■ Exercise requirements ■
Only lines holding the string "小鼠急性肝损伤" are wanted; copy each one from the material.

[START Extracted data]

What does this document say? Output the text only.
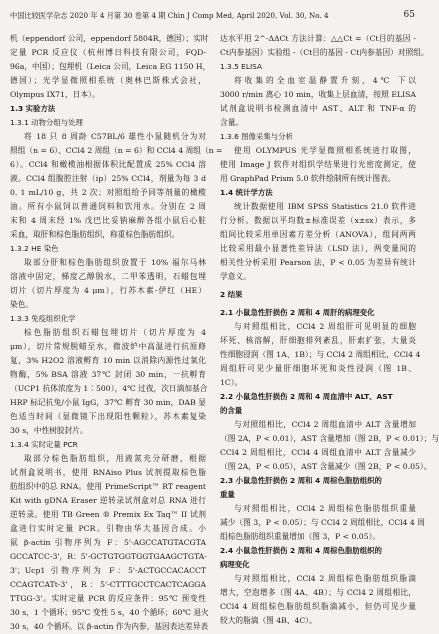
中国比较医学杂志 2020 年 4 月第 30 卷第 4 期 Chin J Comp Med, April 2020, Vol. 30, No. 4	65
机（eppendorf 公司，eppendorf 5804R，德国）；实时
定量 PCR 反应仪（杭州博日科技有限公司，FQD-
96a，中国）；包埋机（Leica 公司，Leica EG 1150 H，
德国）；光学显微照相系统（奥林巴斯株式会社，
Olympus IX71，日本）。
1.3 实验方法
1.3.1 动物分组与处理
将 18 只 8 周龄 C57BL/6 雄性小鼠随机分为对
照组（n = 6）、CCl4 2 周组（n = 6）和 CCl4 4 周组（n =
6）。CCl4 和橄榄油根据体积比配置成 25% CCl4 溶
液。CCl4 组腹腔注射（ip）25% CCl4，剂量为每 3 d
0. 1 mL/10 g，共 2 次；对照组给予同等剂量的橄榄
油。所有小鼠饲以普通饲料和饮用水。分别在 2 周
末和 4 周末经 1% 戊巴比妥钠麻醉各组小鼠后心脏
采血，取肝和棕色脂肪组织，称重棕色脂肪组织。
1.3.2 HE 染色
取部分肝和棕色脂肪组织放置于 10% 福尔马林
溶液中固定，梯度乙醇脱水，二甲苯透明，石蜡包埋
切片（切片厚度为 4 μm），行苏木素-伊红（HE）
染色。
1.3.3 免疫组织化学
棕色脂肪组织石蜡包埋切片（切片厚度为 4
μm），切片常规脱蜡至水，微波炉中高温进行抗原修
复，3% H2O2 溶液孵育 10 min 以消除内源性过氧化
物酶，5% BSA 溶液 37℃ 封闭 30 min，一抗孵育
（UCP1 抗体浓度为 1∶500），4℃ 过夜，次日滴加基合
HRP 标记抗兔/小鼠 IgG，37℃ 孵育 30 min，DAB 显
色适当时间（显微镜下出现阳性颗粒），苏木素复染
30 s，中性树胶封片。
1.3.4 实时定量 PCR
取部分棕色脂肪组织，用液氮充分研磨，根据
试剂盒说明书，使用 RNAiso Plus 试剂提取棕色脂
肪组织中的总 RNA。使用 PrimeScript™ RT reagent
Kit with gDNA Eraser 逆转录试剂盒对总 RNA 进行
逆转录。使用 TB Green ® Premix Ex Taq™ II 试剂
盒进行实时定量 PCR。引物由华大基因合成。小
鼠 β-actin 引物序列为 F：5'-AGCCATGTACGTA
GCCATCC-3'，R：5'-GCTGTGGTGGTGAAGCTGTA-
3'；Ucp1 引物序列为 F：5'-ACTGCCACACCT
CCAGTCATt-3'，R：5'-CTTTGCCTCACTCAGGA
TTGG-3'。实时定量 PCR 的反应条件：95℃ 预变性
30 s，1 个循环；95℃ 变性 5 s，40 个循环；60℃ 退火
30 s，40 个循环。以 β-actin 作为内参，基因表达差异表
达水平用 2^-ΔΔCt 方法计算：△△Ct =（Ct目的基因 -
Ct内参基因）实验组 -（Ct目的基因 - Ct内参基因）对照组。
1.3.5 ELISA
将收集的全血室温静置升刻，4℃ 下以
3000 r/min 离心 10 min，收集上层血清，按照 ELISA
试剂盒说明书检测血清中 AST、ALT 和 TNF-α 的
含量。
1.3.6 图像采集与分析
使用 OLYMPUS 光学显微照相系统进行取图，
使用 Image J 软件对组织学结果进行光密度测定，使
用 GraphPad Prism 5.0 软件绘制所有统计图表。
1.4 统计学方法
统计数据使用 IBM SPSS Statistics 21.0 软件进
行分析。数据以平均数±标准误差（x±sx）表示，多
组间比较采用单因素方差分析（ANOVA），组间两两
比较采用最小显著性差异法（LSD 法），两变量间的
相关性分析采用 Pearson 法，P < 0.05 为差异有统计
学意义。
2 结果
2.1 小鼠急性肝损伤 2 周和 4 周肝的病理变化
与对照组相比，CCl4 2 周组肝可见明显的细胞
坏死、核溶解，肝细胞排列紊乱，肝索扩张，大量炎
性细胞浸润（图 1A、1B）；与 CCl4 2 周组相比，CCl4 4
周组肝可见少量肝细胞坏死和炎性浸润（图 1B、
1C）。
2.2 小鼠急性肝损伤 2 周和 4 周血清中 ALT、AST
的含量
与对照组相比，CCl4 2 周组血清中 ALT 含量增加
（图 2A，P < 0.01），AST 含量增加（图 2B，P < 0.01）；与
CCl4 2 周组相比，CCl4 4 周组血清中 ALT 含量减少
（图 2A，P < 0.05），AST 含量减少（图 2B，P < 0.05）。
2.3 小鼠急性肝损伤 2 周和 4 周棕色脂肪组织的
重量
与对照组相比，CCl4 2 周组棕色脂肪组织重量
减少（图 3，P < 0.05）；与 CCl4 2 周组相比，CCl4 4 周
组棕色脂肪组织重量增加（图 3，P < 0.05）。
2.4 小鼠急性肝损伤 2 周和 4 周棕色脂肪组织的
病理变化
与对照组相比，CCl4 2 周组棕色脂肪组织脂滴
增大，空泡增多（图 4A、4B）；与 CCl4 2 周组相比，
CCl4 4 周组棕色脂肪组织脂滴减小，但仍可见少量
较大的脂滴（图 4B、4C）。
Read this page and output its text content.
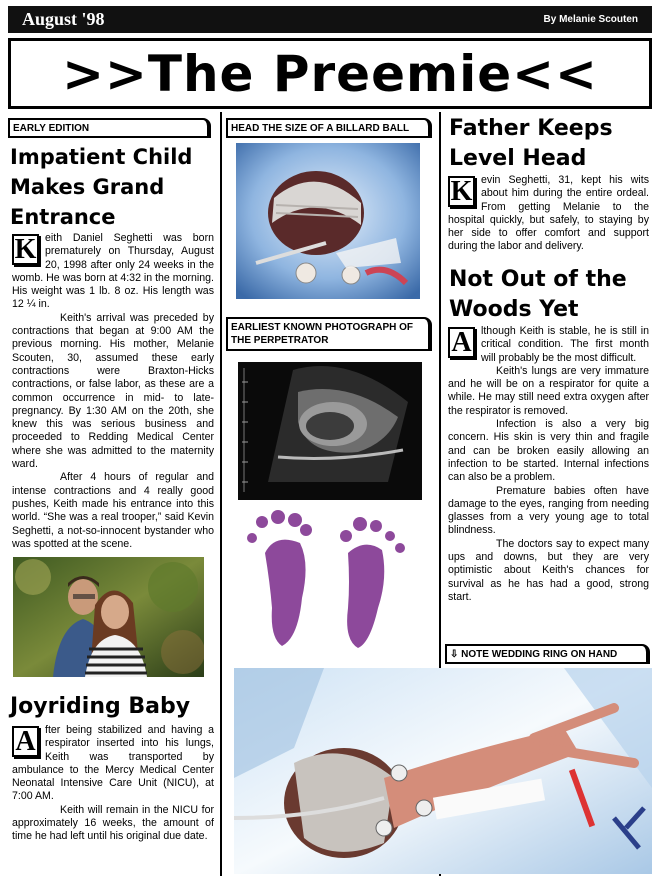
August '98	By Melanie Scouten
>>The Preemie<<
EARLY EDITION
Impatient Child Makes Grand Entrance

K eith Daniel Seghetti was born prematurely on Thursday, August 20, 1998 after only 24 weeks in the womb. He was born at 4:32 in the morning. His weight was 1 lb. 8 oz. His length was 12 ¼ in.

Keith's arrival was preceded by contractions that began at 9:00 AM the previous morning. His mother, Melanie Scouten, 30, assumed these early contractions were Braxton-Hicks contractions, or false labor, as these are a common occurrence in mid- to late-pregnancy. By 1:30 AM on the 20th, she knew this was serious business and proceeded to Redding Medical Center where she was admitted to the maternity ward.

After 4 hours of regular and intense contractions and 4 really good pushes, Keith made his entrance into this world. “She was a real trooper,” said Kevin Seghetti, a not-so-innocent bystander who was spotted at the scene.

Joyriding Baby

A fter being stabilized and having a respirator inserted into his lungs, Keith was transported by ambulance to the Mercy Medical Center Neonatal Intensive Care Unit (NICU), at 7:00 AM.

Keith will remain in the NICU for approximately 16 weeks, the amount of time he had left until his original due date.

HEAD THE SIZE OF A BILLARD BALL
EARLIEST KNOWN PHOTOGRAPH OF THE PERPETRATOR
Father Keeps Level Head

K evin Seghetti, 31, kept his wits about him during the entire ordeal. From getting Melanie to the hospital quickly, but safely, to staying by her side to offer comfort and support during the labor and delivery.

Not Out of the Woods Yet

A lthough Keith is stable, he is still in critical condition. The first month will probably be the most difficult.

Keith's lungs are very immature and he will be on a respirator for quite a while. He may still need extra oxygen after the respirator is removed.

Infection is also a very big concern. His skin is very thin and fragile and can be broken easily allowing an infection to be started. Internal infections can also be a problem.

Premature babies often have damage to the eyes, ranging from needing glasses from a very young age to total blindness.

The doctors say to expect many ups and downs, but they are very optimistic about Keith's chances for survival as he has had a good, strong start.

⇩ NOTE WEDDING RING ON HAND
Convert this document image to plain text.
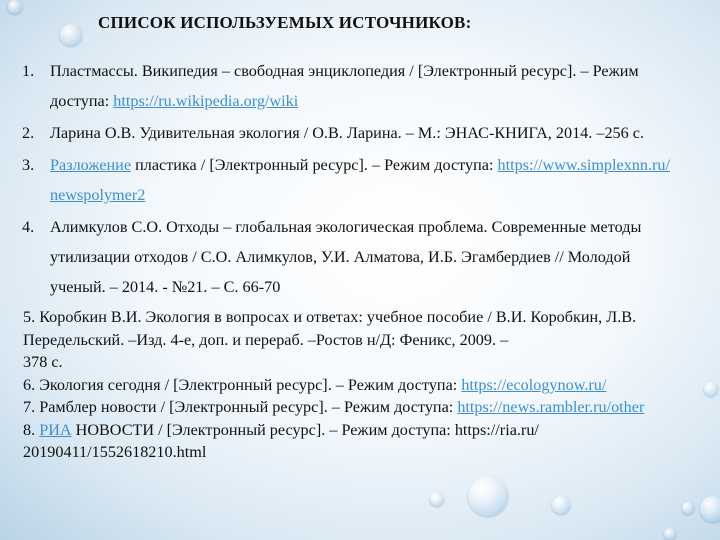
СПИСОК ИСПОЛЬЗУЕМЫХ ИСТОЧНИКОВ:
1. Пластмассы. Википедия – свободная энциклопедия / [Электронный ресурс]. – Режим
доступа: https://ru.wikipedia.org/wiki
2. Ларина О.В. Удивительная экология / О.В. Ларина. – М.: ЭНАС-КНИГА, 2014. –256 с.
3. Разложение пластика / [Электронный ресурс]. – Режим доступа: https://www.simplexnn.ru/
newspolymer2
4. Алимкулов С.О. Отходы – глобальная экологическая проблема. Современные методы
утилизации отходов / С.О. Алимкулов, У.И. Алматова, И.Б. Эгамбердиев // Молодой
ученый. – 2014. - №21. – С. 66-70
5. Коробкин В.И. Экология в вопросах и ответах: учебное пособие / В.И. Коробкин, Л.В.
Передельский. –Изд. 4-е, доп. и перераб. –Ростов н/Д: Феникс, 2009. –
378 с.
6. Экология сегодня / [Электронный ресурс]. – Режим доступа: https://ecologynow.ru/
7. Рамблер новости / [Электронный ресурс]. – Режим доступа: https://news.rambler.ru/other
8. РИА НОВОСТИ / [Электронный ресурс]. – Режим доступа: https://ria.ru/
20190411/1552618210.html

[END Extracted data]

■ Response ■
2.1 小鼠急性肝损伤 2 周和 4 周肝的病理变化
2.2 小鼠急性肝损伤 2 周和 4 周血清中 ALT、AST
2.3 小鼠急性肝损伤 2 周和 4 周棕色脂肪组织的
2.4 小鼠急性肝损伤 2 周和 4 周棕色脂肪组织的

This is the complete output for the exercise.